- [WRITTEN REQUEST]: Take every line from the listing below that contains "Intezitet".

- [RECORDS PROVIDED]:
— start —

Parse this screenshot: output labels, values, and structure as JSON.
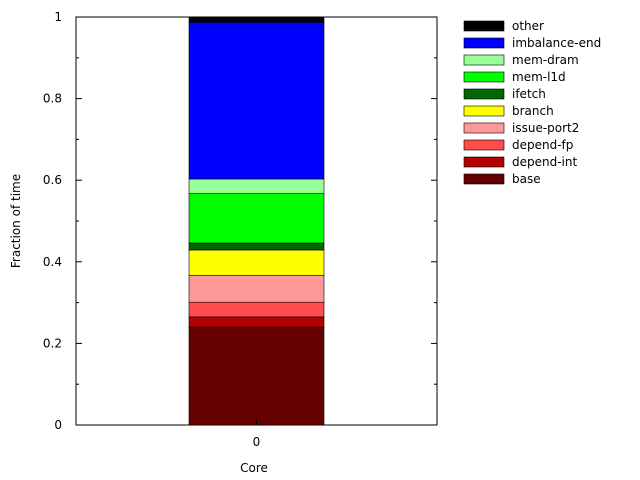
{
  "chart_data": {
    "type": "bar",
    "stacked": true,
    "title": "",
    "xlabel": "Core",
    "ylabel": "Fraction of time",
    "categories": [
      "0"
    ],
    "ylim": [
      0,
      1
    ],
    "yticks": [
      0,
      0.2,
      0.4,
      0.6,
      0.8,
      1
    ],
    "yticks_labels": [
      "0",
      "0.2",
      "0.4",
      "0.6",
      "0.8",
      "1"
    ],
    "grid": false,
    "legend_position": "right",
    "series": [
      {
        "name": "base",
        "color": "#660000",
        "values": [
          0.24
        ]
      },
      {
        "name": "depend-int",
        "color": "#b30000",
        "values": [
          0.025
        ]
      },
      {
        "name": "depend-fp",
        "color": "#ff4c4c",
        "values": [
          0.036
        ]
      },
      {
        "name": "issue-port2",
        "color": "#ff9999",
        "values": [
          0.066
        ]
      },
      {
        "name": "branch",
        "color": "#ffff00",
        "values": [
          0.062
        ]
      },
      {
        "name": "ifetch",
        "color": "#006600",
        "values": [
          0.017
        ]
      },
      {
        "name": "mem-l1d",
        "color": "#00ff00",
        "values": [
          0.121
        ]
      },
      {
        "name": "mem-dram",
        "color": "#99ff99",
        "values": [
          0.036
        ]
      },
      {
        "name": "imbalance-end",
        "color": "#0000ff",
        "values": [
          0.384
        ]
      },
      {
        "name": "other",
        "color": "#000000",
        "values": [
          0.013
        ]
      }
    ]
  }
}
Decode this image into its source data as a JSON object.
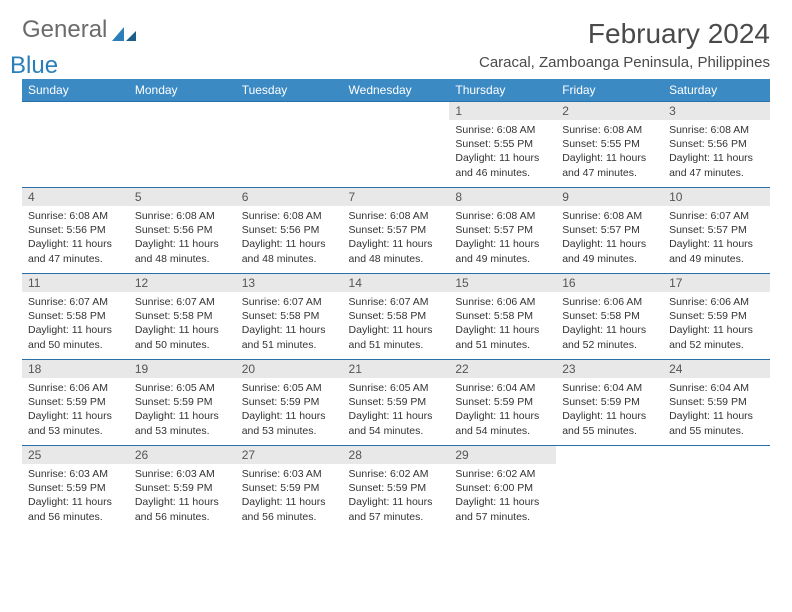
{
  "brand": {
    "word1": "General",
    "word2": "Blue"
  },
  "title": "February 2024",
  "location": "Caracal, Zamboanga Peninsula, Philippines",
  "colors": {
    "header_bg": "#3b8ac4",
    "header_text": "#ffffff",
    "daynum_bg": "#e8e8e8",
    "border": "#2a6fa8",
    "logo_gray": "#6b6b6b",
    "logo_blue": "#2a7fba"
  },
  "daysOfWeek": [
    "Sunday",
    "Monday",
    "Tuesday",
    "Wednesday",
    "Thursday",
    "Friday",
    "Saturday"
  ],
  "startOffset": 4,
  "days": [
    {
      "n": 1,
      "sunrise": "6:08 AM",
      "sunset": "5:55 PM",
      "dl": "11 hours and 46 minutes."
    },
    {
      "n": 2,
      "sunrise": "6:08 AM",
      "sunset": "5:55 PM",
      "dl": "11 hours and 47 minutes."
    },
    {
      "n": 3,
      "sunrise": "6:08 AM",
      "sunset": "5:56 PM",
      "dl": "11 hours and 47 minutes."
    },
    {
      "n": 4,
      "sunrise": "6:08 AM",
      "sunset": "5:56 PM",
      "dl": "11 hours and 47 minutes."
    },
    {
      "n": 5,
      "sunrise": "6:08 AM",
      "sunset": "5:56 PM",
      "dl": "11 hours and 48 minutes."
    },
    {
      "n": 6,
      "sunrise": "6:08 AM",
      "sunset": "5:56 PM",
      "dl": "11 hours and 48 minutes."
    },
    {
      "n": 7,
      "sunrise": "6:08 AM",
      "sunset": "5:57 PM",
      "dl": "11 hours and 48 minutes."
    },
    {
      "n": 8,
      "sunrise": "6:08 AM",
      "sunset": "5:57 PM",
      "dl": "11 hours and 49 minutes."
    },
    {
      "n": 9,
      "sunrise": "6:08 AM",
      "sunset": "5:57 PM",
      "dl": "11 hours and 49 minutes."
    },
    {
      "n": 10,
      "sunrise": "6:07 AM",
      "sunset": "5:57 PM",
      "dl": "11 hours and 49 minutes."
    },
    {
      "n": 11,
      "sunrise": "6:07 AM",
      "sunset": "5:58 PM",
      "dl": "11 hours and 50 minutes."
    },
    {
      "n": 12,
      "sunrise": "6:07 AM",
      "sunset": "5:58 PM",
      "dl": "11 hours and 50 minutes."
    },
    {
      "n": 13,
      "sunrise": "6:07 AM",
      "sunset": "5:58 PM",
      "dl": "11 hours and 51 minutes."
    },
    {
      "n": 14,
      "sunrise": "6:07 AM",
      "sunset": "5:58 PM",
      "dl": "11 hours and 51 minutes."
    },
    {
      "n": 15,
      "sunrise": "6:06 AM",
      "sunset": "5:58 PM",
      "dl": "11 hours and 51 minutes."
    },
    {
      "n": 16,
      "sunrise": "6:06 AM",
      "sunset": "5:58 PM",
      "dl": "11 hours and 52 minutes."
    },
    {
      "n": 17,
      "sunrise": "6:06 AM",
      "sunset": "5:59 PM",
      "dl": "11 hours and 52 minutes."
    },
    {
      "n": 18,
      "sunrise": "6:06 AM",
      "sunset": "5:59 PM",
      "dl": "11 hours and 53 minutes."
    },
    {
      "n": 19,
      "sunrise": "6:05 AM",
      "sunset": "5:59 PM",
      "dl": "11 hours and 53 minutes."
    },
    {
      "n": 20,
      "sunrise": "6:05 AM",
      "sunset": "5:59 PM",
      "dl": "11 hours and 53 minutes."
    },
    {
      "n": 21,
      "sunrise": "6:05 AM",
      "sunset": "5:59 PM",
      "dl": "11 hours and 54 minutes."
    },
    {
      "n": 22,
      "sunrise": "6:04 AM",
      "sunset": "5:59 PM",
      "dl": "11 hours and 54 minutes."
    },
    {
      "n": 23,
      "sunrise": "6:04 AM",
      "sunset": "5:59 PM",
      "dl": "11 hours and 55 minutes."
    },
    {
      "n": 24,
      "sunrise": "6:04 AM",
      "sunset": "5:59 PM",
      "dl": "11 hours and 55 minutes."
    },
    {
      "n": 25,
      "sunrise": "6:03 AM",
      "sunset": "5:59 PM",
      "dl": "11 hours and 56 minutes."
    },
    {
      "n": 26,
      "sunrise": "6:03 AM",
      "sunset": "5:59 PM",
      "dl": "11 hours and 56 minutes."
    },
    {
      "n": 27,
      "sunrise": "6:03 AM",
      "sunset": "5:59 PM",
      "dl": "11 hours and 56 minutes."
    },
    {
      "n": 28,
      "sunrise": "6:02 AM",
      "sunset": "5:59 PM",
      "dl": "11 hours and 57 minutes."
    },
    {
      "n": 29,
      "sunrise": "6:02 AM",
      "sunset": "6:00 PM",
      "dl": "11 hours and 57 minutes."
    }
  ],
  "labels": {
    "sunrise": "Sunrise:",
    "sunset": "Sunset:",
    "daylight": "Daylight:"
  }
}
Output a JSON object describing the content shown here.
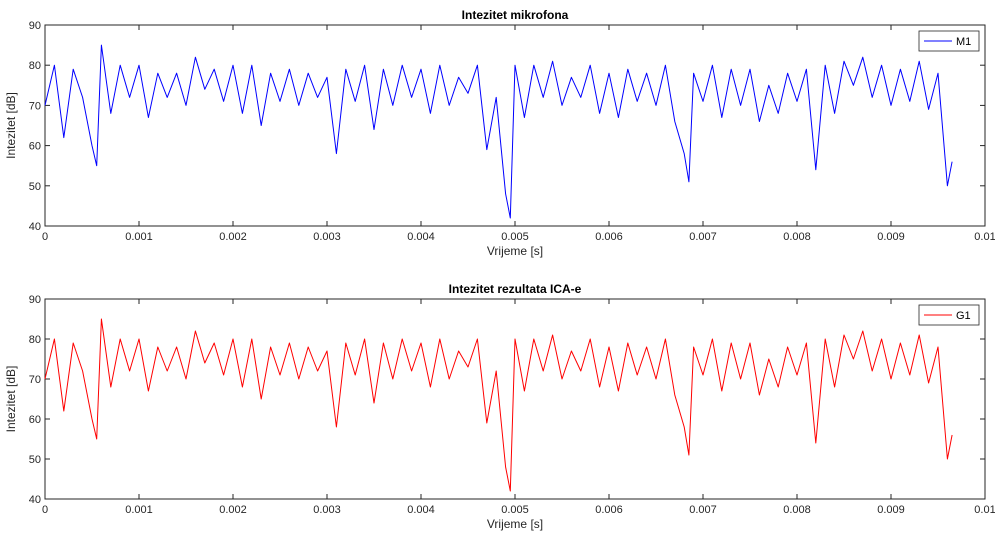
{
  "figure": {
    "background": "#ffffff"
  },
  "chart_data": [
    {
      "type": "line",
      "title": "Intezitet mikrofona",
      "xlabel": "Vrijeme [s]",
      "ylabel": "Intezitet [dB]",
      "xlim": [
        0,
        0.01
      ],
      "ylim": [
        40,
        90
      ],
      "xticks": [
        0,
        0.001,
        0.002,
        0.003,
        0.004,
        0.005,
        0.006,
        0.007,
        0.008,
        0.009,
        0.01
      ],
      "xtick_labels": [
        "0",
        "0.001",
        "0.002",
        "0.003",
        "0.004",
        "0.005",
        "0.006",
        "0.007",
        "0.008",
        "0.009",
        "0.01"
      ],
      "yticks": [
        40,
        50,
        60,
        70,
        80,
        90
      ],
      "ytick_labels": [
        "40",
        "50",
        "60",
        "70",
        "80",
        "90"
      ],
      "grid": false,
      "legend_position": "top-right",
      "series": [
        {
          "name": "M1",
          "color": "#0000ff",
          "x": [
            0,
            0.0001,
            0.0002,
            0.0003,
            0.0004,
            0.0005,
            0.00055,
            0.0006,
            0.0007,
            0.0008,
            0.0009,
            0.001,
            0.0011,
            0.0012,
            0.0013,
            0.0014,
            0.0015,
            0.0016,
            0.0017,
            0.0018,
            0.0019,
            0.002,
            0.0021,
            0.0022,
            0.0023,
            0.0024,
            0.0025,
            0.0026,
            0.0027,
            0.0028,
            0.0029,
            0.003,
            0.0031,
            0.0032,
            0.0033,
            0.0034,
            0.0035,
            0.0036,
            0.0037,
            0.0038,
            0.0039,
            0.004,
            0.0041,
            0.0042,
            0.0043,
            0.0044,
            0.0045,
            0.0046,
            0.0047,
            0.0048,
            0.0049,
            0.00495,
            0.005,
            0.0051,
            0.0052,
            0.0053,
            0.0054,
            0.0055,
            0.0056,
            0.0057,
            0.0058,
            0.0059,
            0.006,
            0.0061,
            0.0062,
            0.0063,
            0.0064,
            0.0065,
            0.0066,
            0.0067,
            0.0068,
            0.00685,
            0.0069,
            0.007,
            0.0071,
            0.0072,
            0.0073,
            0.0074,
            0.0075,
            0.0076,
            0.0077,
            0.0078,
            0.0079,
            0.008,
            0.0081,
            0.0082,
            0.0083,
            0.0084,
            0.0085,
            0.0086,
            0.0087,
            0.0088,
            0.0089,
            0.009,
            0.0091,
            0.0092,
            0.0093,
            0.0094,
            0.0095,
            0.0096,
            0.00965
          ],
          "values": [
            70,
            80,
            62,
            79,
            72,
            60,
            55,
            85,
            68,
            80,
            72,
            80,
            67,
            78,
            72,
            78,
            70,
            82,
            74,
            79,
            71,
            80,
            68,
            80,
            65,
            78,
            71,
            79,
            70,
            78,
            72,
            77,
            58,
            79,
            71,
            80,
            64,
            79,
            70,
            80,
            72,
            79,
            68,
            80,
            70,
            77,
            73,
            80,
            59,
            72,
            48,
            42,
            80,
            67,
            80,
            72,
            81,
            70,
            77,
            72,
            80,
            68,
            78,
            67,
            79,
            71,
            78,
            70,
            80,
            66,
            58,
            51,
            78,
            71,
            80,
            67,
            79,
            70,
            79,
            66,
            75,
            68,
            78,
            71,
            79,
            54,
            80,
            68,
            81,
            75,
            82,
            72,
            80,
            70,
            79,
            71,
            81,
            69,
            78,
            50,
            56
          ]
        }
      ]
    },
    {
      "type": "line",
      "title": "Intezitet rezultata ICA-e",
      "xlabel": "Vrijeme [s]",
      "ylabel": "Intezitet [dB]",
      "xlim": [
        0,
        0.01
      ],
      "ylim": [
        40,
        90
      ],
      "xticks": [
        0,
        0.001,
        0.002,
        0.003,
        0.004,
        0.005,
        0.006,
        0.007,
        0.008,
        0.009,
        0.01
      ],
      "xtick_labels": [
        "0",
        "0.001",
        "0.002",
        "0.003",
        "0.004",
        "0.005",
        "0.006",
        "0.007",
        "0.008",
        "0.009",
        "0.01"
      ],
      "yticks": [
        40,
        50,
        60,
        70,
        80,
        90
      ],
      "ytick_labels": [
        "40",
        "50",
        "60",
        "70",
        "80",
        "90"
      ],
      "grid": false,
      "legend_position": "top-right",
      "series": [
        {
          "name": "G1",
          "color": "#ff0000",
          "x": [
            0,
            0.0001,
            0.0002,
            0.0003,
            0.0004,
            0.0005,
            0.00055,
            0.0006,
            0.0007,
            0.0008,
            0.0009,
            0.001,
            0.0011,
            0.0012,
            0.0013,
            0.0014,
            0.0015,
            0.0016,
            0.0017,
            0.0018,
            0.0019,
            0.002,
            0.0021,
            0.0022,
            0.0023,
            0.0024,
            0.0025,
            0.0026,
            0.0027,
            0.0028,
            0.0029,
            0.003,
            0.0031,
            0.0032,
            0.0033,
            0.0034,
            0.0035,
            0.0036,
            0.0037,
            0.0038,
            0.0039,
            0.004,
            0.0041,
            0.0042,
            0.0043,
            0.0044,
            0.0045,
            0.0046,
            0.0047,
            0.0048,
            0.0049,
            0.00495,
            0.005,
            0.0051,
            0.0052,
            0.0053,
            0.0054,
            0.0055,
            0.0056,
            0.0057,
            0.0058,
            0.0059,
            0.006,
            0.0061,
            0.0062,
            0.0063,
            0.0064,
            0.0065,
            0.0066,
            0.0067,
            0.0068,
            0.00685,
            0.0069,
            0.007,
            0.0071,
            0.0072,
            0.0073,
            0.0074,
            0.0075,
            0.0076,
            0.0077,
            0.0078,
            0.0079,
            0.008,
            0.0081,
            0.0082,
            0.0083,
            0.0084,
            0.0085,
            0.0086,
            0.0087,
            0.0088,
            0.0089,
            0.009,
            0.0091,
            0.0092,
            0.0093,
            0.0094,
            0.0095,
            0.0096,
            0.00965
          ],
          "values": [
            70,
            80,
            62,
            79,
            72,
            60,
            55,
            85,
            68,
            80,
            72,
            80,
            67,
            78,
            72,
            78,
            70,
            82,
            74,
            79,
            71,
            80,
            68,
            80,
            65,
            78,
            71,
            79,
            70,
            78,
            72,
            77,
            58,
            79,
            71,
            80,
            64,
            79,
            70,
            80,
            72,
            79,
            68,
            80,
            70,
            77,
            73,
            80,
            59,
            72,
            48,
            42,
            80,
            67,
            80,
            72,
            81,
            70,
            77,
            72,
            80,
            68,
            78,
            67,
            79,
            71,
            78,
            70,
            80,
            66,
            58,
            51,
            78,
            71,
            80,
            67,
            79,
            70,
            79,
            66,
            75,
            68,
            78,
            71,
            79,
            54,
            80,
            68,
            81,
            75,
            82,
            72,
            80,
            70,
            79,
            71,
            81,
            69,
            78,
            50,
            56
          ]
        }
      ]
    }
  ]
}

— end —

- [SOLUTION BELOW]:
      "title": "Intezitet mikrofona",
      "ylabel": "Intezitet [dB]",
      "title": "Intezitet rezultata ICA-e",
      "ylabel": "Intezitet [dB]",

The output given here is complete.